> WHAT TO WORK ON:
The data below should be printed in full, exactly, and without any of its images.

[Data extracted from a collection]
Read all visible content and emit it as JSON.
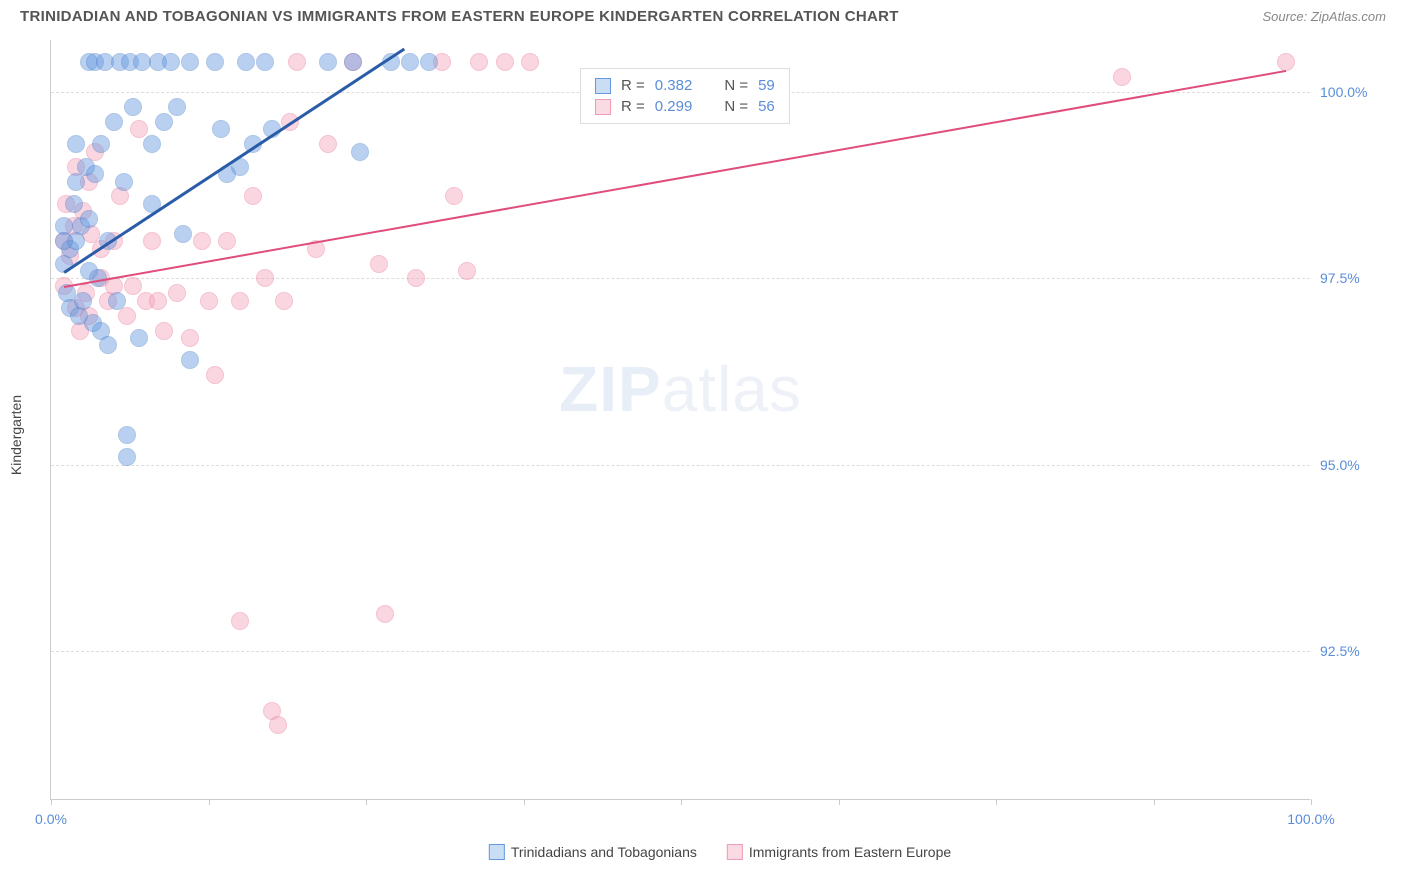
{
  "header": {
    "title": "TRINIDADIAN AND TOBAGONIAN VS IMMIGRANTS FROM EASTERN EUROPE KINDERGARTEN CORRELATION CHART",
    "source_prefix": "Source: ",
    "source_name": "ZipAtlas.com"
  },
  "watermark": {
    "part1": "ZIP",
    "part2": "atlas"
  },
  "chart": {
    "type": "scatter",
    "ylabel": "Kindergarten",
    "background_color": "#ffffff",
    "grid_color": "#dddddd",
    "axis_color": "#cccccc",
    "value_color": "#5a8dd8",
    "text_color": "#555555",
    "xlim": [
      0,
      100
    ],
    "ylim": [
      90.5,
      100.7
    ],
    "yticks": [
      {
        "value": 92.5,
        "label": "92.5%"
      },
      {
        "value": 95.0,
        "label": "95.0%"
      },
      {
        "value": 97.5,
        "label": "97.5%"
      },
      {
        "value": 100.0,
        "label": "100.0%"
      }
    ],
    "xticks": [
      0,
      12.5,
      25,
      37.5,
      50,
      62.5,
      75,
      87.5,
      100
    ],
    "xtick_labels": [
      {
        "value": 0,
        "label": "0.0%"
      },
      {
        "value": 100,
        "label": "100.0%"
      }
    ],
    "marker_radius": 9,
    "marker_opacity": 0.45,
    "series": [
      {
        "name": "Trinidadians and Tobagonians",
        "color": "#6699e0",
        "border_color": "#4a7fc9",
        "R": "0.382",
        "N": "59",
        "trend": {
          "x1": 1,
          "y1": 97.6,
          "x2": 28,
          "y2": 100.6,
          "color": "#2a5ca8",
          "width": 2.5
        },
        "points": [
          [
            1,
            97.7
          ],
          [
            1,
            98.0
          ],
          [
            1,
            98.2
          ],
          [
            1.3,
            97.3
          ],
          [
            1.5,
            97.1
          ],
          [
            1.5,
            97.9
          ],
          [
            1.8,
            98.5
          ],
          [
            2,
            98.0
          ],
          [
            2,
            98.8
          ],
          [
            2,
            99.3
          ],
          [
            2.2,
            97.0
          ],
          [
            2.4,
            98.2
          ],
          [
            2.5,
            97.2
          ],
          [
            2.8,
            99.0
          ],
          [
            3,
            97.6
          ],
          [
            3,
            98.3
          ],
          [
            3,
            100.4
          ],
          [
            3.3,
            96.9
          ],
          [
            3.5,
            98.9
          ],
          [
            3.5,
            100.4
          ],
          [
            3.7,
            97.5
          ],
          [
            4,
            96.8
          ],
          [
            4,
            99.3
          ],
          [
            4.3,
            100.4
          ],
          [
            4.5,
            98.0
          ],
          [
            4.5,
            96.6
          ],
          [
            5,
            99.6
          ],
          [
            5.2,
            97.2
          ],
          [
            5.5,
            100.4
          ],
          [
            5.8,
            98.8
          ],
          [
            6,
            95.4
          ],
          [
            6,
            95.1
          ],
          [
            6.3,
            100.4
          ],
          [
            6.5,
            99.8
          ],
          [
            7,
            96.7
          ],
          [
            7.2,
            100.4
          ],
          [
            8,
            98.5
          ],
          [
            8,
            99.3
          ],
          [
            8.5,
            100.4
          ],
          [
            9,
            99.6
          ],
          [
            9.5,
            100.4
          ],
          [
            10,
            99.8
          ],
          [
            10.5,
            98.1
          ],
          [
            11,
            100.4
          ],
          [
            11,
            96.4
          ],
          [
            13,
            100.4
          ],
          [
            13.5,
            99.5
          ],
          [
            14,
            98.9
          ],
          [
            15,
            99.0
          ],
          [
            15.5,
            100.4
          ],
          [
            16,
            99.3
          ],
          [
            17,
            100.4
          ],
          [
            17.5,
            99.5
          ],
          [
            22,
            100.4
          ],
          [
            24,
            100.4
          ],
          [
            24.5,
            99.2
          ],
          [
            27,
            100.4
          ],
          [
            28.5,
            100.4
          ],
          [
            30,
            100.4
          ]
        ]
      },
      {
        "name": "Immigrants from Eastern Europe",
        "color": "#f4a6bb",
        "border_color": "#e77a98",
        "R": "0.299",
        "N": "56",
        "trend": {
          "x1": 1,
          "y1": 97.4,
          "x2": 98,
          "y2": 100.3,
          "color": "#e04d7a",
          "width": 2
        },
        "points": [
          [
            1,
            97.4
          ],
          [
            1,
            98.0
          ],
          [
            1.2,
            98.5
          ],
          [
            1.5,
            97.8
          ],
          [
            1.8,
            98.2
          ],
          [
            2,
            99.0
          ],
          [
            2,
            97.1
          ],
          [
            2.3,
            96.8
          ],
          [
            2.5,
            98.4
          ],
          [
            2.8,
            97.3
          ],
          [
            3,
            98.8
          ],
          [
            3,
            97.0
          ],
          [
            3.2,
            98.1
          ],
          [
            3.5,
            99.2
          ],
          [
            4,
            97.5
          ],
          [
            4,
            97.9
          ],
          [
            4.5,
            97.2
          ],
          [
            5,
            98.0
          ],
          [
            5,
            97.4
          ],
          [
            5.5,
            98.6
          ],
          [
            6,
            97.0
          ],
          [
            6.5,
            97.4
          ],
          [
            7,
            99.5
          ],
          [
            7.5,
            97.2
          ],
          [
            8,
            98.0
          ],
          [
            8.5,
            97.2
          ],
          [
            9,
            96.8
          ],
          [
            10,
            97.3
          ],
          [
            11,
            96.7
          ],
          [
            12,
            98.0
          ],
          [
            12.5,
            97.2
          ],
          [
            13,
            96.2
          ],
          [
            14,
            98.0
          ],
          [
            15,
            97.2
          ],
          [
            15,
            92.9
          ],
          [
            16,
            98.6
          ],
          [
            17,
            97.5
          ],
          [
            17.5,
            91.7
          ],
          [
            18,
            91.5
          ],
          [
            18.5,
            97.2
          ],
          [
            19,
            99.6
          ],
          [
            19.5,
            100.4
          ],
          [
            21,
            97.9
          ],
          [
            22,
            99.3
          ],
          [
            24,
            100.4
          ],
          [
            26,
            97.7
          ],
          [
            26.5,
            93.0
          ],
          [
            29,
            97.5
          ],
          [
            31,
            100.4
          ],
          [
            32,
            98.6
          ],
          [
            33,
            97.6
          ],
          [
            34,
            100.4
          ],
          [
            36,
            100.4
          ],
          [
            38,
            100.4
          ],
          [
            85,
            100.2
          ],
          [
            98,
            100.4
          ]
        ]
      }
    ],
    "legend_bottom": [
      {
        "label": "Trinidadians and Tobagonians",
        "fill": "#c9ddf4",
        "border": "#6699e0"
      },
      {
        "label": "Immigrants from Eastern Europe",
        "fill": "#fbdbe3",
        "border": "#f09cb3"
      }
    ],
    "stats_box": {
      "rows": [
        {
          "swatch_fill": "#c9ddf4",
          "swatch_border": "#6699e0",
          "r_label": "R =",
          "r_val": "0.382",
          "n_label": "N =",
          "n_val": "59"
        },
        {
          "swatch_fill": "#fbdbe3",
          "swatch_border": "#f09cb3",
          "r_label": "R =",
          "r_val": "0.299",
          "n_label": "N =",
          "n_val": "56"
        }
      ]
    }
  }
}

> THE RESULT:
Read all visible content and emit it as JSON.
{
  "header": {
    "title": "TRINIDADIAN AND TOBAGONIAN VS IMMIGRANTS FROM EASTERN EUROPE KINDERGARTEN CORRELATION CHART",
    "source_prefix": "Source: ",
    "source_name": "ZipAtlas.com"
  },
  "watermark": {
    "part1": "ZIP",
    "part2": "atlas"
  },
  "chart": {
    "type": "scatter",
    "ylabel": "Kindergarten",
    "background_color": "#ffffff",
    "grid_color": "#dddddd",
    "axis_color": "#cccccc",
    "value_color": "#5a8dd8",
    "text_color": "#555555",
    "xlim": [
      0,
      100
    ],
    "ylim": [
      90.5,
      100.7
    ],
    "yticks": [
      {
        "value": 92.5,
        "label": "92.5%"
      },
      {
        "value": 95.0,
        "label": "95.0%"
      },
      {
        "value": 97.5,
        "label": "97.5%"
      },
      {
        "value": 100.0,
        "label": "100.0%"
      }
    ],
    "xticks": [
      0,
      12.5,
      25,
      37.5,
      50,
      62.5,
      75,
      87.5,
      100
    ],
    "xtick_labels": [
      {
        "value": 0,
        "label": "0.0%"
      },
      {
        "value": 100,
        "label": "100.0%"
      }
    ],
    "marker_radius": 9,
    "marker_opacity": 0.45,
    "series": [
      {
        "name": "Trinidadians and Tobagonians",
        "color": "#6699e0",
        "border_color": "#4a7fc9",
        "R": "0.382",
        "N": "59",
        "trend": {
          "x1": 1,
          "y1": 97.6,
          "x2": 28,
          "y2": 100.6,
          "color": "#2a5ca8",
          "width": 2.5
        },
        "points": [
          [
            1,
            97.7
          ],
          [
            1,
            98.0
          ],
          [
            1,
            98.2
          ],
          [
            1.3,
            97.3
          ],
          [
            1.5,
            97.1
          ],
          [
            1.5,
            97.9
          ],
          [
            1.8,
            98.5
          ],
          [
            2,
            98.0
          ],
          [
            2,
            98.8
          ],
          [
            2,
            99.3
          ],
          [
            2.2,
            97.0
          ],
          [
            2.4,
            98.2
          ],
          [
            2.5,
            97.2
          ],
          [
            2.8,
            99.0
          ],
          [
            3,
            97.6
          ],
          [
            3,
            98.3
          ],
          [
            3,
            100.4
          ],
          [
            3.3,
            96.9
          ],
          [
            3.5,
            98.9
          ],
          [
            3.5,
            100.4
          ],
          [
            3.7,
            97.5
          ],
          [
            4,
            96.8
          ],
          [
            4,
            99.3
          ],
          [
            4.3,
            100.4
          ],
          [
            4.5,
            98.0
          ],
          [
            4.5,
            96.6
          ],
          [
            5,
            99.6
          ],
          [
            5.2,
            97.2
          ],
          [
            5.5,
            100.4
          ],
          [
            5.8,
            98.8
          ],
          [
            6,
            95.4
          ],
          [
            6,
            95.1
          ],
          [
            6.3,
            100.4
          ],
          [
            6.5,
            99.8
          ],
          [
            7,
            96.7
          ],
          [
            7.2,
            100.4
          ],
          [
            8,
            98.5
          ],
          [
            8,
            99.3
          ],
          [
            8.5,
            100.4
          ],
          [
            9,
            99.6
          ],
          [
            9.5,
            100.4
          ],
          [
            10,
            99.8
          ],
          [
            10.5,
            98.1
          ],
          [
            11,
            100.4
          ],
          [
            11,
            96.4
          ],
          [
            13,
            100.4
          ],
          [
            13.5,
            99.5
          ],
          [
            14,
            98.9
          ],
          [
            15,
            99.0
          ],
          [
            15.5,
            100.4
          ],
          [
            16,
            99.3
          ],
          [
            17,
            100.4
          ],
          [
            17.5,
            99.5
          ],
          [
            22,
            100.4
          ],
          [
            24,
            100.4
          ],
          [
            24.5,
            99.2
          ],
          [
            27,
            100.4
          ],
          [
            28.5,
            100.4
          ],
          [
            30,
            100.4
          ]
        ]
      },
      {
        "name": "Immigrants from Eastern Europe",
        "color": "#f4a6bb",
        "border_color": "#e77a98",
        "R": "0.299",
        "N": "56",
        "trend": {
          "x1": 1,
          "y1": 97.4,
          "x2": 98,
          "y2": 100.3,
          "color": "#e04d7a",
          "width": 2
        },
        "points": [
          [
            1,
            97.4
          ],
          [
            1,
            98.0
          ],
          [
            1.2,
            98.5
          ],
          [
            1.5,
            97.8
          ],
          [
            1.8,
            98.2
          ],
          [
            2,
            99.0
          ],
          [
            2,
            97.1
          ],
          [
            2.3,
            96.8
          ],
          [
            2.5,
            98.4
          ],
          [
            2.8,
            97.3
          ],
          [
            3,
            98.8
          ],
          [
            3,
            97.0
          ],
          [
            3.2,
            98.1
          ],
          [
            3.5,
            99.2
          ],
          [
            4,
            97.5
          ],
          [
            4,
            97.9
          ],
          [
            4.5,
            97.2
          ],
          [
            5,
            98.0
          ],
          [
            5,
            97.4
          ],
          [
            5.5,
            98.6
          ],
          [
            6,
            97.0
          ],
          [
            6.5,
            97.4
          ],
          [
            7,
            99.5
          ],
          [
            7.5,
            97.2
          ],
          [
            8,
            98.0
          ],
          [
            8.5,
            97.2
          ],
          [
            9,
            96.8
          ],
          [
            10,
            97.3
          ],
          [
            11,
            96.7
          ],
          [
            12,
            98.0
          ],
          [
            12.5,
            97.2
          ],
          [
            13,
            96.2
          ],
          [
            14,
            98.0
          ],
          [
            15,
            97.2
          ],
          [
            15,
            92.9
          ],
          [
            16,
            98.6
          ],
          [
            17,
            97.5
          ],
          [
            17.5,
            91.7
          ],
          [
            18,
            91.5
          ],
          [
            18.5,
            97.2
          ],
          [
            19,
            99.6
          ],
          [
            19.5,
            100.4
          ],
          [
            21,
            97.9
          ],
          [
            22,
            99.3
          ],
          [
            24,
            100.4
          ],
          [
            26,
            97.7
          ],
          [
            26.5,
            93.0
          ],
          [
            29,
            97.5
          ],
          [
            31,
            100.4
          ],
          [
            32,
            98.6
          ],
          [
            33,
            97.6
          ],
          [
            34,
            100.4
          ],
          [
            36,
            100.4
          ],
          [
            38,
            100.4
          ],
          [
            85,
            100.2
          ],
          [
            98,
            100.4
          ]
        ]
      }
    ],
    "legend_bottom": [
      {
        "label": "Trinidadians and Tobagonians",
        "fill": "#c9ddf4",
        "border": "#6699e0"
      },
      {
        "label": "Immigrants from Eastern Europe",
        "fill": "#fbdbe3",
        "border": "#f09cb3"
      }
    ],
    "stats_box": {
      "rows": [
        {
          "swatch_fill": "#c9ddf4",
          "swatch_border": "#6699e0",
          "r_label": "R =",
          "r_val": "0.382",
          "n_label": "N =",
          "n_val": "59"
        },
        {
          "swatch_fill": "#fbdbe3",
          "swatch_border": "#f09cb3",
          "r_label": "R =",
          "r_val": "0.299",
          "n_label": "N =",
          "n_val": "56"
        }
      ]
    }
  }
}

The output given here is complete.